Working data:
_____
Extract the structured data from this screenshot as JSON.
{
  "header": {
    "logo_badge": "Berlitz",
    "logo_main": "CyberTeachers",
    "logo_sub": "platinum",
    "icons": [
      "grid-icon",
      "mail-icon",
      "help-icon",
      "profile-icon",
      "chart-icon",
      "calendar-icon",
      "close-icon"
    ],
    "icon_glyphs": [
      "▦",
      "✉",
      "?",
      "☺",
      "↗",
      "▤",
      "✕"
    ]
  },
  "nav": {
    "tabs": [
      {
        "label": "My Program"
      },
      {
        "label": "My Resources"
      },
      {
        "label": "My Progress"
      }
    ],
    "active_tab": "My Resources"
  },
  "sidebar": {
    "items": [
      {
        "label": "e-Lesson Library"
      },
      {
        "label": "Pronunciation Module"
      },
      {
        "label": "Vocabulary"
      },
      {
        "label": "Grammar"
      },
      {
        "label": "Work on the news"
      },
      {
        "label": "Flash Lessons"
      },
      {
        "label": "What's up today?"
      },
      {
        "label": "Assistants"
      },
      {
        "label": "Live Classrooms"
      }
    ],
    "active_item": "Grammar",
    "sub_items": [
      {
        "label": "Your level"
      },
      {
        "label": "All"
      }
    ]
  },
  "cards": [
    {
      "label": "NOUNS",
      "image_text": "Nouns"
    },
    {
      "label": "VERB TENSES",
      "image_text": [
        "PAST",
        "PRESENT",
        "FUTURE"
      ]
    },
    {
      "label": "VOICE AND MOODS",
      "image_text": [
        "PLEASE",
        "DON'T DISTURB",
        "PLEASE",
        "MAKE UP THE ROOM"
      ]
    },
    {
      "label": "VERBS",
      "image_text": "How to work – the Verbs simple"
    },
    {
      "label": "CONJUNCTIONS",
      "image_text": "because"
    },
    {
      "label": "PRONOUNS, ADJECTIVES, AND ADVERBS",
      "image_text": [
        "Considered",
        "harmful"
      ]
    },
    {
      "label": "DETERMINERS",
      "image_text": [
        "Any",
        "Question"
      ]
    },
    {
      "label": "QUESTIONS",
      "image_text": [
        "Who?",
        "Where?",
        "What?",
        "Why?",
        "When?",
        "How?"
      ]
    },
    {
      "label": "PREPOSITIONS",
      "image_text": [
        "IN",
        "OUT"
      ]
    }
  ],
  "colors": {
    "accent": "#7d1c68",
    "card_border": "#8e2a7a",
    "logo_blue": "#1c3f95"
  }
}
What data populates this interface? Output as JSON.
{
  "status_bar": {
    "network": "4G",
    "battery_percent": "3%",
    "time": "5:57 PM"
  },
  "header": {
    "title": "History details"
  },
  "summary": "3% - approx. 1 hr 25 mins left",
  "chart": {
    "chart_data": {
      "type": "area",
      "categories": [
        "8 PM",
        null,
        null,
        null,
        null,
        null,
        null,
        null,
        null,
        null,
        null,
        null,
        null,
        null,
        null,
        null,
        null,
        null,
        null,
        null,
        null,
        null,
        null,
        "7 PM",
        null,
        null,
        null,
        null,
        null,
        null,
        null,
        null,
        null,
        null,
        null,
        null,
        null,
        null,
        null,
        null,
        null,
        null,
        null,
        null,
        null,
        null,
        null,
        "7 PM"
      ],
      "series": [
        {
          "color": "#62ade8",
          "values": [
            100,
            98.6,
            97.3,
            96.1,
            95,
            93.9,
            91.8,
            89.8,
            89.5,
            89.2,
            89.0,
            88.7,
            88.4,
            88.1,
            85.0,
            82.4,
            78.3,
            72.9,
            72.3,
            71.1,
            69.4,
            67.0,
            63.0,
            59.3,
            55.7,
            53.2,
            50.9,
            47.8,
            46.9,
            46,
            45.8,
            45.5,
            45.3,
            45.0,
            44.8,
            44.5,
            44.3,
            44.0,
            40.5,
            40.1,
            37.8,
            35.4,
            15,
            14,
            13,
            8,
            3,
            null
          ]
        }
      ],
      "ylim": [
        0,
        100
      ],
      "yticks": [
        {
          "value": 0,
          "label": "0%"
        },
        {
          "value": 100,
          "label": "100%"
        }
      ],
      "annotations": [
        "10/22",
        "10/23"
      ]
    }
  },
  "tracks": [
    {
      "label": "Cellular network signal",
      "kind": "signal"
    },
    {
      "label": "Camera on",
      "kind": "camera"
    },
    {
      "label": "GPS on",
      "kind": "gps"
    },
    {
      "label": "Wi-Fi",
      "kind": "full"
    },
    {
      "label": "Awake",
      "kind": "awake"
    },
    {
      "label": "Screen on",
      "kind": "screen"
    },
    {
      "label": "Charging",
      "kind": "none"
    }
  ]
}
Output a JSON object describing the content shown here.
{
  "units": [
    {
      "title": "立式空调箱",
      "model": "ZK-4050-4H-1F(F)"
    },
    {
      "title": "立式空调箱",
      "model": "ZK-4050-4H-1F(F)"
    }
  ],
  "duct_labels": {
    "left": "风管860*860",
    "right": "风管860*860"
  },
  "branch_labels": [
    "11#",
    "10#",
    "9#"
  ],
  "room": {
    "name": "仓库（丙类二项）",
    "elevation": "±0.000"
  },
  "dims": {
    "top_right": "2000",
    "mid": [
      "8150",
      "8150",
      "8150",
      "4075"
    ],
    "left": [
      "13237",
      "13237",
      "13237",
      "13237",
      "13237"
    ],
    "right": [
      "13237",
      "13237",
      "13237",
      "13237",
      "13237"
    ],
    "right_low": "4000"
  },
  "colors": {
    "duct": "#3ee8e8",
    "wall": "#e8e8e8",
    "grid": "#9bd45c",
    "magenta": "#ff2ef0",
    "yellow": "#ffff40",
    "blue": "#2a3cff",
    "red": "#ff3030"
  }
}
_____
Problem description: Repeat exactly the lines starting at the line with "Output a JSON" and ending with the final line of the entries. Include nothing else.

Right answer:
Output a JSON object describing the content shown here.
{
  "units": [
    {
      "title": "立式空调箱",
      "model": "ZK-4050-4H-1F(F)"
    },
    {
      "title": "立式空调箱",
      "model": "ZK-4050-4H-1F(F)"
    }
  ],
  "duct_labels": {
    "left": "风管860*860",
    "right": "风管860*860"
  },
  "branch_labels": [
    "11#",
    "10#",
    "9#"
  ],
  "room": {
    "name": "仓库（丙类二项）",
    "elevation": "±0.000"
  },
  "dims": {
    "top_right": "2000",
    "mid": [
      "8150",
      "8150",
      "8150",
      "4075"
    ],
    "left": [
      "13237",
      "13237",
      "13237",
      "13237",
      "13237"
    ],
    "right": [
      "13237",
      "13237",
      "13237",
      "13237",
      "13237"
    ],
    "right_low": "4000"
  },
  "colors": {
    "duct": "#3ee8e8",
    "wall": "#e8e8e8",
    "grid": "#9bd45c",
    "magenta": "#ff2ef0",
    "yellow": "#ffff40",
    "blue": "#2a3cff",
    "red": "#ff3030"
  }
}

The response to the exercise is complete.